*Listed entries:*
════════════════
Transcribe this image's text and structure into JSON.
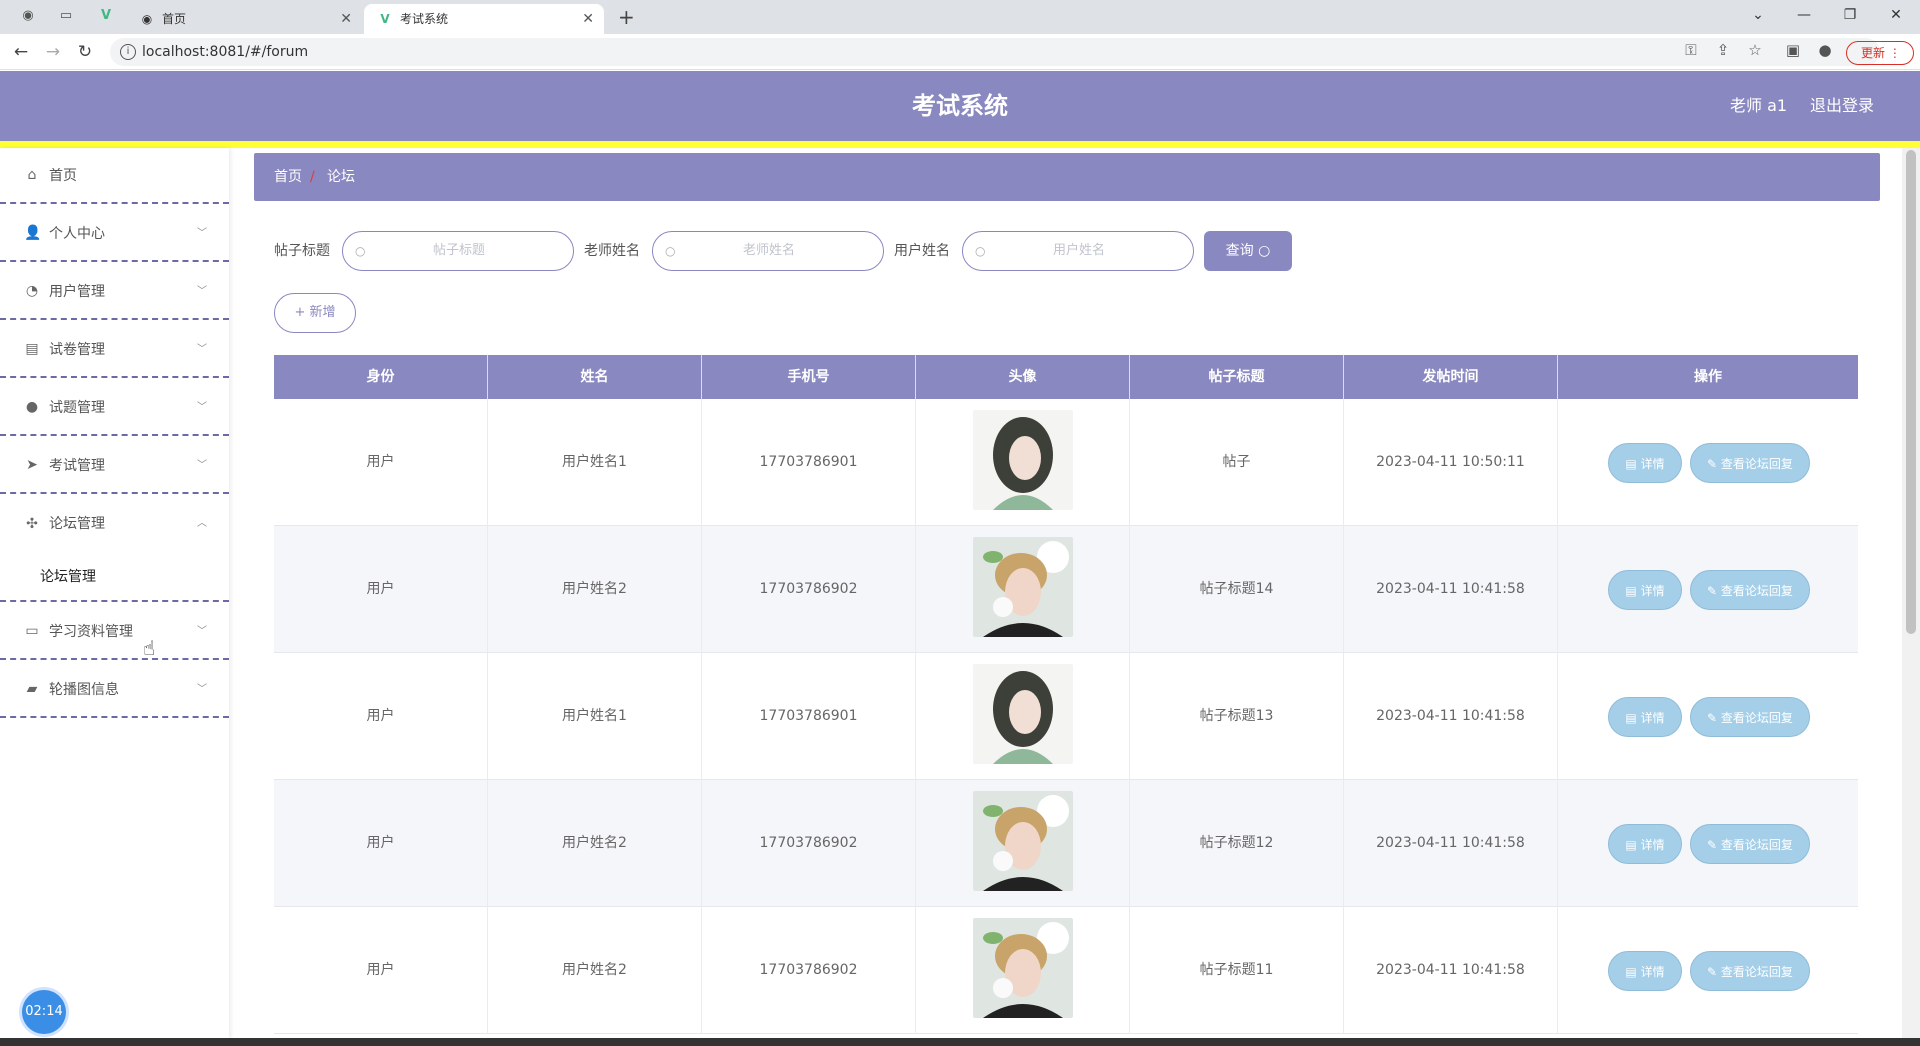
{
  "browser": {
    "tabs": [
      {
        "label": "",
        "icon": "globe-icon"
      },
      {
        "label": "",
        "icon": "page-icon"
      },
      {
        "label": "",
        "icon": "vue-icon"
      },
      {
        "label": "首页",
        "icon": "globe-icon"
      },
      {
        "label": "考试系统",
        "icon": "vue-icon"
      }
    ],
    "url": "localhost:8081/#/forum",
    "update_label": "更新"
  },
  "header": {
    "title": "考试系统",
    "user": "老师 a1",
    "logout": "退出登录"
  },
  "sidebar": {
    "items": [
      {
        "label": "首页",
        "icon": "home-icon",
        "chevron": ""
      },
      {
        "label": "个人中心",
        "icon": "user-icon",
        "chevron": "﹀"
      },
      {
        "label": "用户管理",
        "icon": "gauge-icon",
        "chevron": "﹀"
      },
      {
        "label": "试卷管理",
        "icon": "card-icon",
        "chevron": "﹀"
      },
      {
        "label": "试题管理",
        "icon": "bulb-icon",
        "chevron": "﹀"
      },
      {
        "label": "考试管理",
        "icon": "send-icon",
        "chevron": "﹀"
      },
      {
        "label": "论坛管理",
        "icon": "compass-icon",
        "chevron": "︿"
      },
      {
        "label": "学习资料管理",
        "icon": "chat-icon",
        "chevron": "﹀"
      },
      {
        "label": "轮播图信息",
        "icon": "briefcase-icon",
        "chevron": "﹀"
      }
    ],
    "submenu_label": "论坛管理",
    "timer": "02:14"
  },
  "breadcrumb": {
    "home": "首页",
    "separator": "/",
    "current": "论坛"
  },
  "search": {
    "title_label": "帖子标题",
    "title_placeholder": "帖子标题",
    "teacher_label": "老师姓名",
    "teacher_placeholder": "老师姓名",
    "user_label": "用户姓名",
    "user_placeholder": "用户姓名",
    "query_label": "查询"
  },
  "add_label": "新增",
  "table": {
    "headers": [
      "身份",
      "姓名",
      "手机号",
      "头像",
      "帖子标题",
      "发帖时间",
      "操作"
    ],
    "detail_label": "详情",
    "reply_label": "查看论坛回复",
    "rows": [
      {
        "role": "用户",
        "name": "用户姓名1",
        "phone": "17703786901",
        "avatar": "avatar-a",
        "title": "帖子",
        "time": "2023-04-11 10:50:11"
      },
      {
        "role": "用户",
        "name": "用户姓名2",
        "phone": "17703786902",
        "avatar": "avatar-b",
        "title": "帖子标题14",
        "time": "2023-04-11 10:41:58"
      },
      {
        "role": "用户",
        "name": "用户姓名1",
        "phone": "17703786901",
        "avatar": "avatar-a",
        "title": "帖子标题13",
        "time": "2023-04-11 10:41:58"
      },
      {
        "role": "用户",
        "name": "用户姓名2",
        "phone": "17703786902",
        "avatar": "avatar-b",
        "title": "帖子标题12",
        "time": "2023-04-11 10:41:58"
      },
      {
        "role": "用户",
        "name": "用户姓名2",
        "phone": "17703786902",
        "avatar": "avatar-b",
        "title": "帖子标题11",
        "time": "2023-04-11 10:41:58"
      }
    ]
  },
  "colors": {
    "primary": "#8a88c0",
    "accent_line": "#ffff33",
    "action": "#a5cfe8"
  }
}
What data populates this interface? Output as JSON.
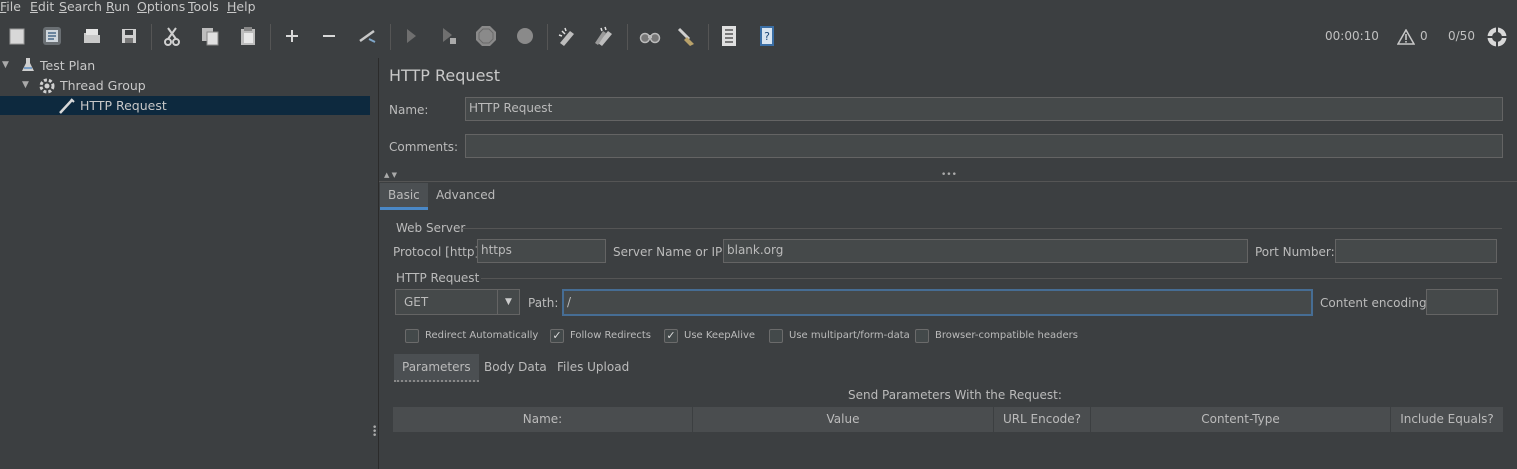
{
  "menu": [
    "File",
    "Edit",
    "Search",
    "Run",
    "Options",
    "Tools",
    "Help"
  ],
  "menu_mnemonics": [
    "F",
    "E",
    "S",
    "R",
    "O",
    "T",
    "H"
  ],
  "toolbar": {
    "icons": [
      "new-icon",
      "templates-icon",
      "open-icon",
      "save-icon",
      "cut-icon",
      "copy-icon",
      "paste-icon",
      "expand-icon",
      "collapse-icon",
      "toggle-icon",
      "start-icon",
      "start-no-pause-icon",
      "stop-icon",
      "shutdown-icon",
      "clear-icon",
      "clear-all-icon",
      "search-icon",
      "reset-search-icon",
      "function-helper-icon",
      "help-icon"
    ],
    "timer": "00:00:10",
    "warnings": "0",
    "threads": "0/50"
  },
  "tree": {
    "items": [
      {
        "label": "Test Plan",
        "icon": "test-plan-icon"
      },
      {
        "label": "Thread Group",
        "icon": "thread-group-icon"
      },
      {
        "label": "HTTP Request",
        "icon": "http-request-icon"
      }
    ]
  },
  "panel": {
    "title": "HTTP Request",
    "name_label": "Name:",
    "name_value": "HTTP Request",
    "comments_label": "Comments:",
    "comments_value": "",
    "tabs": [
      "Basic",
      "Advanced"
    ],
    "web_server": {
      "legend": "Web Server",
      "protocol_label": "Protocol [http]:",
      "protocol_value": "https",
      "server_label": "Server Name or IP:",
      "server_value": "blank.org",
      "port_label": "Port Number:",
      "port_value": ""
    },
    "http_request": {
      "legend": "HTTP Request",
      "method": "GET",
      "path_label": "Path:",
      "path_value": "/",
      "encoding_label": "Content encoding:",
      "encoding_value": ""
    },
    "checkboxes": [
      {
        "label": "Redirect Automatically",
        "checked": false
      },
      {
        "label": "Follow Redirects",
        "checked": true
      },
      {
        "label": "Use KeepAlive",
        "checked": true
      },
      {
        "label": "Use multipart/form-data",
        "checked": false
      },
      {
        "label": "Browser-compatible headers",
        "checked": false
      }
    ],
    "subtabs": [
      "Parameters",
      "Body Data",
      "Files Upload"
    ],
    "table_caption": "Send Parameters With the Request:",
    "columns": [
      "Name:",
      "Value",
      "URL Encode?",
      "Content-Type",
      "Include Equals?"
    ]
  }
}
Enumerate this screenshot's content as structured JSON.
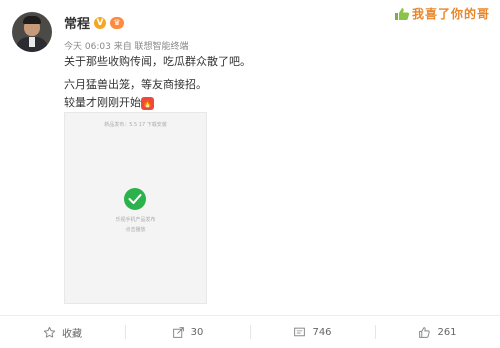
{
  "post": {
    "author": "常程",
    "verified_badge": "V",
    "level_badge": "♛",
    "timestamp": "今天 06:03",
    "source": "来自 联想智能终端",
    "lines": [
      "关于那些收购传闻，吃瓜群众散了吧。",
      "六月猛兽出笼，等友商接招。",
      "较量才刚刚开始"
    ],
    "fire_emoji": "🔥"
  },
  "banner": {
    "text": "我喜了你的哥",
    "icon": "thumb-up-icon"
  },
  "image": {
    "header_text": "新品发布：5.5 17 下载安装",
    "caption1": "乐视手机产品发布",
    "caption2": "点击播放"
  },
  "actions": {
    "favorite_label": "收藏",
    "repost_count": "30",
    "comment_count": "746",
    "like_count": "261"
  },
  "colors": {
    "accent_green": "#2bb24c",
    "badge_orange": "#f5a623",
    "banner_orange": "#e8862a",
    "fire_red": "#ec4a3c"
  }
}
════════════════
*Required work:* Output every entry word for word, but omit the pictures.

*Solution to this problem:*
Transcribe this image's text and structure into JSON.
{
  "browser": {
    "tabs": [
      {
        "label": "",
        "icon": "globe-icon"
      },
      {
        "label": "",
        "icon": "page-icon"
      },
      {
        "label": "",
        "icon": "vue-icon"
      },
      {
        "label": "首页",
        "icon": "globe-icon"
      },
      {
        "label": "考试系统",
        "icon": "vue-icon"
      }
    ],
    "url": "localhost:8081/#/forum",
    "update_label": "更新"
  },
  "header": {
    "title": "考试系统",
    "user": "老师 a1",
    "logout": "退出登录"
  },
  "sidebar": {
    "items": [
      {
        "label": "首页",
        "icon": "home-icon",
        "chevron": ""
      },
      {
        "label": "个人中心",
        "icon": "user-icon",
        "chevron": "﹀"
      },
      {
        "label": "用户管理",
        "icon": "gauge-icon",
        "chevron": "﹀"
      },
      {
        "label": "试卷管理",
        "icon": "card-icon",
        "chevron": "﹀"
      },
      {
        "label": "试题管理",
        "icon": "bulb-icon",
        "chevron": "﹀"
      },
      {
        "label": "考试管理",
        "icon": "send-icon",
        "chevron": "﹀"
      },
      {
        "label": "论坛管理",
        "icon": "compass-icon",
        "chevron": "︿"
      },
      {
        "label": "学习资料管理",
        "icon": "chat-icon",
        "chevron": "﹀"
      },
      {
        "label": "轮播图信息",
        "icon": "briefcase-icon",
        "chevron": "﹀"
      }
    ],
    "submenu_label": "论坛管理",
    "timer": "02:14"
  },
  "breadcrumb": {
    "home": "首页",
    "separator": "/",
    "current": "论坛"
  },
  "search": {
    "title_label": "帖子标题",
    "title_placeholder": "帖子标题",
    "teacher_label": "老师姓名",
    "teacher_placeholder": "老师姓名",
    "user_label": "用户姓名",
    "user_placeholder": "用户姓名",
    "query_label": "查询"
  },
  "add_label": "新增",
  "table": {
    "headers": [
      "身份",
      "姓名",
      "手机号",
      "头像",
      "帖子标题",
      "发帖时间",
      "操作"
    ],
    "detail_label": "详情",
    "reply_label": "查看论坛回复",
    "rows": [
      {
        "role": "用户",
        "name": "用户姓名1",
        "phone": "17703786901",
        "avatar": "avatar-a",
        "title": "帖子",
        "time": "2023-04-11 10:50:11"
      },
      {
        "role": "用户",
        "name": "用户姓名2",
        "phone": "17703786902",
        "avatar": "avatar-b",
        "title": "帖子标题14",
        "time": "2023-04-11 10:41:58"
      },
      {
        "role": "用户",
        "name": "用户姓名1",
        "phone": "17703786901",
        "avatar": "avatar-a",
        "title": "帖子标题13",
        "time": "2023-04-11 10:41:58"
      },
      {
        "role": "用户",
        "name": "用户姓名2",
        "phone": "17703786902",
        "avatar": "avatar-b",
        "title": "帖子标题12",
        "time": "2023-04-11 10:41:58"
      },
      {
        "role": "用户",
        "name": "用户姓名2",
        "phone": "17703786902",
        "avatar": "avatar-b",
        "title": "帖子标题11",
        "time": "2023-04-11 10:41:58"
      }
    ]
  },
  "colors": {
    "primary": "#8a88c0",
    "accent_line": "#ffff33",
    "action": "#a5cfe8"
  }
}
What data populates this interface? Output as JSON.
{
  "menu": [
    "File",
    "Edit",
    "Search",
    "Run",
    "Options",
    "Tools",
    "Help"
  ],
  "menu_mnemonics": [
    "F",
    "E",
    "S",
    "R",
    "O",
    "T",
    "H"
  ],
  "toolbar": {
    "icons": [
      "new-icon",
      "templates-icon",
      "open-icon",
      "save-icon",
      "cut-icon",
      "copy-icon",
      "paste-icon",
      "expand-icon",
      "collapse-icon",
      "toggle-icon",
      "start-icon",
      "start-no-pause-icon",
      "stop-icon",
      "shutdown-icon",
      "clear-icon",
      "clear-all-icon",
      "search-icon",
      "reset-search-icon",
      "function-helper-icon",
      "help-icon"
    ],
    "timer": "00:00:10",
    "warnings": "0",
    "threads": "0/50"
  },
  "tree": {
    "items": [
      {
        "label": "Test Plan",
        "icon": "test-plan-icon"
      },
      {
        "label": "Thread Group",
        "icon": "thread-group-icon"
      },
      {
        "label": "HTTP Request",
        "icon": "http-request-icon"
      }
    ]
  },
  "panel": {
    "title": "HTTP Request",
    "name_label": "Name:",
    "name_value": "HTTP Request",
    "comments_label": "Comments:",
    "comments_value": "",
    "tabs": [
      "Basic",
      "Advanced"
    ],
    "web_server": {
      "legend": "Web Server",
      "protocol_label": "Protocol [http]:",
      "protocol_value": "https",
      "server_label": "Server Name or IP:",
      "server_value": "blank.org",
      "port_label": "Port Number:",
      "port_value": ""
    },
    "http_request": {
      "legend": "HTTP Request",
      "method": "GET",
      "path_label": "Path:",
      "path_value": "/",
      "encoding_label": "Content encoding:",
      "encoding_value": ""
    },
    "checkboxes": [
      {
        "label": "Redirect Automatically",
        "checked": false
      },
      {
        "label": "Follow Redirects",
        "checked": true
      },
      {
        "label": "Use KeepAlive",
        "checked": true
      },
      {
        "label": "Use multipart/form-data",
        "checked": false
      },
      {
        "label": "Browser-compatible headers",
        "checked": false
      }
    ],
    "subtabs": [
      "Parameters",
      "Body Data",
      "Files Upload"
    ],
    "table_caption": "Send Parameters With the Request:",
    "columns": [
      "Name:",
      "Value",
      "URL Encode?",
      "Content-Type",
      "Include Equals?"
    ]
  }
}
Enumerate this screenshot's content as structured JSON.
{
  "post": {
    "author": "常程",
    "verified_badge": "V",
    "level_badge": "♛",
    "timestamp": "今天 06:03",
    "source": "来自 联想智能终端",
    "lines": [
      "关于那些收购传闻，吃瓜群众散了吧。",
      "六月猛兽出笼，等友商接招。",
      "较量才刚刚开始"
    ],
    "fire_emoji": "🔥"
  },
  "banner": {
    "text": "我喜了你的哥",
    "icon": "thumb-up-icon"
  },
  "image": {
    "header_text": "新品发布：5.5 17 下载安装",
    "caption1": "乐视手机产品发布",
    "caption2": "点击播放"
  },
  "actions": {
    "favorite_label": "收藏",
    "repost_count": "30",
    "comment_count": "746",
    "like_count": "261"
  },
  "colors": {
    "accent_green": "#2bb24c",
    "badge_orange": "#f5a623",
    "banner_orange": "#e8862a",
    "fire_red": "#ec4a3c"
  }
}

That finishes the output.